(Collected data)
-- Begin --

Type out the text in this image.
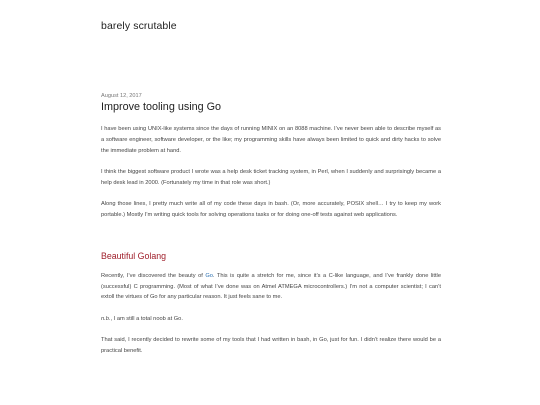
barely scrutable

August 12, 2017

Improve tooling using Go

I have been using UNIX-like systems since the days of running MINIX on an 8088 machine. I’ve never been able to describe myself as a software engineer, software developer, or the like; my programming skills have always been limited to quick and dirty hacks to solve the immediate problem at hand.

I think the biggest software product I wrote was a help desk ticket tracking system, in Perl, when I suddenly and surprisingly became a help desk lead in 2000. (Fortunately my time in that role was short.)

Along those lines, I pretty much write all of my code these days in bash. (Or, more accurately, POSIX shell… I try to keep my work portable.) Mostly I’m writing quick tools for solving operations tasks or for doing one-off tests against web applications.

Beautiful Golang

Recently, I’ve discovered the beauty of Go. This is quite a stretch for me, since it’s a C-like language, and I’ve frankly done little (successful) C programming. (Most of what I’ve done was on Atmel ATMEGA microcontrollers.) I’m not a computer scientist; I can’t extoll the virtues of Go for any particular reason. It just feels sane to me.

n.b., I am still a total noob at Go.

That said, I recently decided to rewrite some of my tools that I had written in bash, in Go, just for fun. I didn’t realize there would be a practical benefit.
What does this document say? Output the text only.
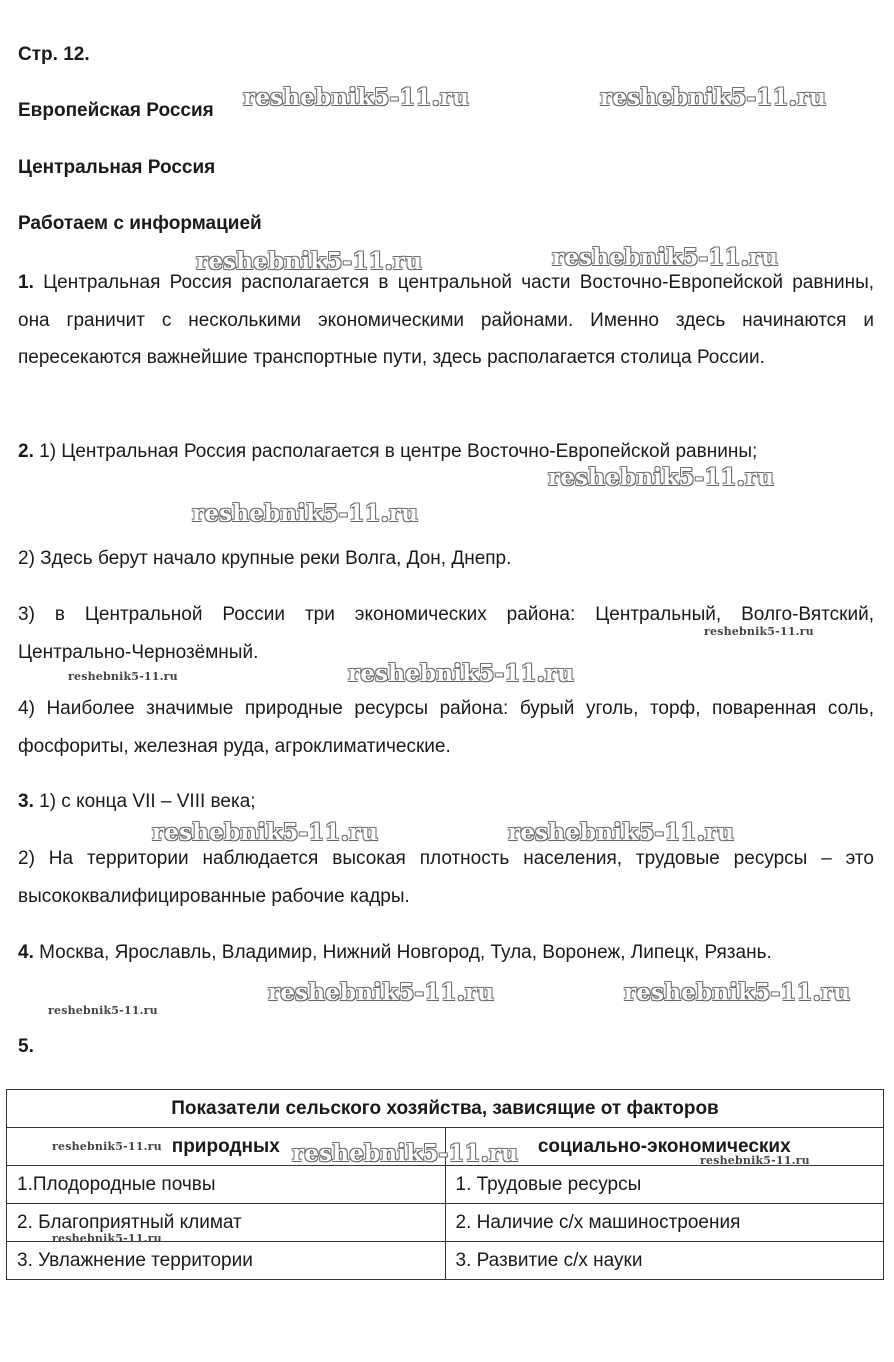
Стр. 12.
Европейская Россия
Центральная Россия
Работаем с информацией
1. Центральная Россия располагается в центральной части Восточно-Европейской равнины, она граничит с несколькими экономическими районами. Именно здесь начинаются и пересекаются важнейшие транспортные пути, здесь располагается столица России.
2. 1) Центральная Россия располагается в центре Восточно-Европейской равнины;
2) Здесь берут начало крупные реки Волга, Дон, Днепр.
3) в Центральной России три экономических района: Центральный, Волго-Вятский, Центрально-Чернозёмный.
4) Наиболее значимые природные ресурсы района: бурый уголь, торф, поваренная соль, фосфориты, железная руда, агроклиматические.
3. 1) с конца VII – VIII века;
2) На территории наблюдается высокая плотность населения, трудовые ресурсы – это высококвалифицированные рабочие кадры.
4. Москва, Ярославль, Владимир, Нижний Новгород, Тула, Воронеж, Липецк, Рязань.
5.
Показатели сельского хозяйства, зависящие от факторов	
природных	социально-экономических
1.Плодородные почвы	1. Трудовые ресурсы
2. Благоприятный климат	2. Наличие с/х машиностроения
3. Увлажнение территории	3. Развитие с/х науки
reshebnik5-11.ru	reshebnik5-11.ru
reshebnik5-11.ru	reshebnik5-11.ru
reshebnik5-11.ru
reshebnik5-11.ru
reshebnik5-11.ru
reshebnik5-11.ru	reshebnik5-11.ru
reshebnik5-11.ru	reshebnik5-11.ru
reshebnik5-11.ru	reshebnik5-11.ru
reshebnik5-11.ru
reshebnik5-11.ru	reshebnik5-11.ru	reshebnik5-11.ru
reshebnik5-11.ru
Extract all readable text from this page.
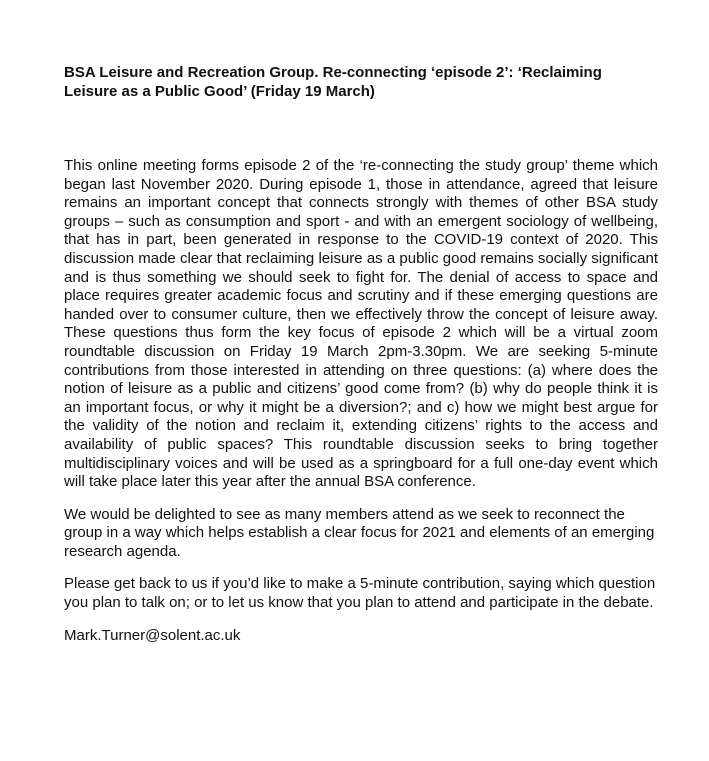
BSA Leisure and Recreation Group. Re-connecting ‘episode 2’: ‘Reclaiming Leisure as a Public Good’ (Friday 19 March)

This online meeting forms episode 2 of the ‘re-connecting the study group’ theme which began last November 2020. During episode 1, those in attendance, agreed that leisure remains an important concept that connects strongly with themes of other BSA study groups – such as consumption and sport - and with an emergent sociology of wellbeing, that has in part, been generated in response to the COVID-19 context of 2020. This discussion made clear that reclaiming leisure as a public good remains socially significant and is thus something we should seek to fight for. The denial of access to space and place requires greater academic focus and scrutiny and if these emerging questions are handed over to consumer culture, then we effectively throw the concept of leisure away. These questions thus form the key focus of episode 2 which will be a virtual zoom roundtable discussion on Friday 19 March 2pm-3.30pm. We are seeking 5-minute contributions from those interested in attending on three questions: (a) where does the notion of leisure as a public and citizens’ good come from? (b) why do people think it is an important focus, or why it might be a diversion?; and c) how we might best argue for the validity of the notion and reclaim it, extending citizens’ rights to the access and availability of public spaces? This roundtable discussion seeks to bring together multidisciplinary voices and will be used as a springboard for a full one-day event which will take place later this year after the annual BSA conference.

We would be delighted to see as many members attend as we seek to reconnect the group in a way which helps establish a clear focus for 2021 and elements of an emerging research agenda.

Please get back to us if you’d like to make a 5-minute contribution, saying which question you plan to talk on; or to let us know that you plan to attend and participate in the debate.

Mark.Turner@solent.ac.uk
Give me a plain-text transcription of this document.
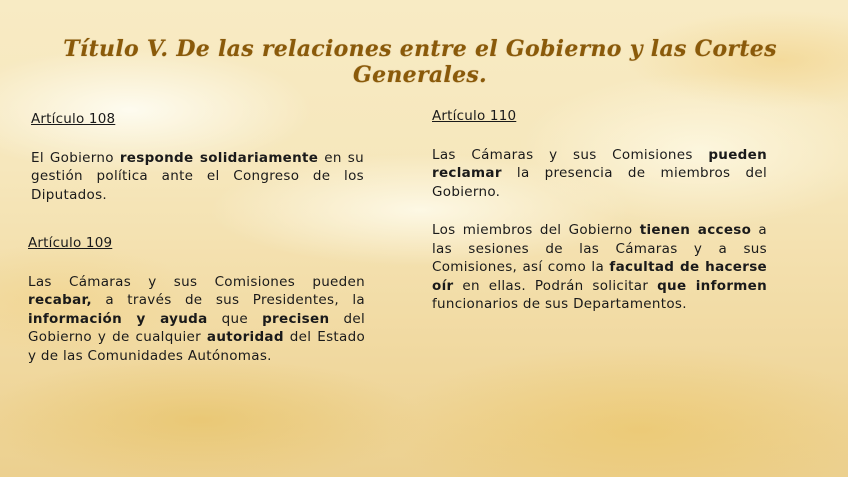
Título V. De las relaciones entre el Gobierno y las Cortes Generales.
Artículo 108

El Gobierno responde solidariamente en su gestión política ante el Congreso de los Diputados.

Artículo 109

Las Cámaras y sus Comisiones pueden recabar, a través de sus Presidentes, la información y ayuda que precisen del Gobierno y de cualquier autoridad del Estado y de las Comunidades Autónomas.

Artículo 110

Las Cámaras y sus Comisiones pueden reclamar la presencia de miembros del Gobierno.

Los miembros del Gobierno tienen acceso a las sesiones de las Cámaras y a sus Comisiones, así como la facultad de hacerse oír en ellas. Podrán solicitar que informen funcionarios de sus Departamentos.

-- End --

THE PROBLEM: List the lines of the records where "using" occurs.

EXERCISE SOLUTION:
Improve tooling using Go
I have been using UNIX-like systems since the days of running MINIX on an 8088 machine. I’ve never been able to describe myself as a software engineer, software developer, or the like; my programming skills have always been limited to quick and dirty hacks to solve the immediate problem at hand.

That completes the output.